##### RAW DATA #####

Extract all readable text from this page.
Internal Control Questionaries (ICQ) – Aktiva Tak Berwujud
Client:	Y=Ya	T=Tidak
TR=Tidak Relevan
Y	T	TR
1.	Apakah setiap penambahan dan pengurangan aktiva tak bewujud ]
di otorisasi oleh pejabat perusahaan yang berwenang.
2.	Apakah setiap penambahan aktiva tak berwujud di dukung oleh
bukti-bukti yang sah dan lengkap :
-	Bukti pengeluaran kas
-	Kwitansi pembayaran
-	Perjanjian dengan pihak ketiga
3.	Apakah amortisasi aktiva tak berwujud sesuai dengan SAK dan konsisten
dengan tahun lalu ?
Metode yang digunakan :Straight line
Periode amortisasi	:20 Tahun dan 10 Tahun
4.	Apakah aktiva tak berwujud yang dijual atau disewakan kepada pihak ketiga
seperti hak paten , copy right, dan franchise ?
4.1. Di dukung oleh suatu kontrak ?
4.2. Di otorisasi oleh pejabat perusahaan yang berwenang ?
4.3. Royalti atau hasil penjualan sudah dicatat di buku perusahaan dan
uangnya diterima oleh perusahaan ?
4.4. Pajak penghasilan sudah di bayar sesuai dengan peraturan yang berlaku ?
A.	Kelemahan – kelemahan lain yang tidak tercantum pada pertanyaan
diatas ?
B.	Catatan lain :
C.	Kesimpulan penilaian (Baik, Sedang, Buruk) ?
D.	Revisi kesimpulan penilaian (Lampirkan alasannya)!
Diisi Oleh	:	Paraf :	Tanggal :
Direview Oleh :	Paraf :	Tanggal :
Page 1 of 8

#####

## DIRECTION
Pull out every line containing "dukung".

## RESPONSE TO THIS TASK
2.	Apakah setiap penambahan aktiva tak berwujud di dukung oleh
4.1. Di dukung oleh suatu kontrak ?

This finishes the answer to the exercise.